SHORT EXERCISE: Each entry in the listing below should be restated word for word.

[Start of LISTING]

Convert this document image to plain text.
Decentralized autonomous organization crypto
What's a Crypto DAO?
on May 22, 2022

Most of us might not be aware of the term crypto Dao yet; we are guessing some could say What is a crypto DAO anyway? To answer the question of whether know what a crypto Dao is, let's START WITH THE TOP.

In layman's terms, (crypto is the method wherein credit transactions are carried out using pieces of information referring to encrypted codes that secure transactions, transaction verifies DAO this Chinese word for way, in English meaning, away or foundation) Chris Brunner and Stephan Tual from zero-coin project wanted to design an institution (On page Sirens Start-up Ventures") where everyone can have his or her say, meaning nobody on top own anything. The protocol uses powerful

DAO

[End of LISTING]

RESPONSE TO THIS EXERCISE:
Convert this document image to plain text.
Decentralized autonomous organization crypto
What's a Crypto DAO?
on May 22, 2022

Most of us might not be aware of the term crypto Dao yet; we are guessing some could say What is a crypto DAO anyway? To answer the question of whether know what a crypto Dao is, let's START WITH THE TOP.

In layman's terms, (crypto is the method wherein credit transactions are carried out using pieces of information referring to encrypted codes that secure transactions, transaction verifies DAO this Chinese word for way, in English meaning, away or foundation) Chris Brunner and Stephan Tual from zero-coin project wanted to design an institution (On page Sirens Start-up Ventures") where everyone can have his or her say, meaning nobody on top own anything. The protocol uses powerful

DAO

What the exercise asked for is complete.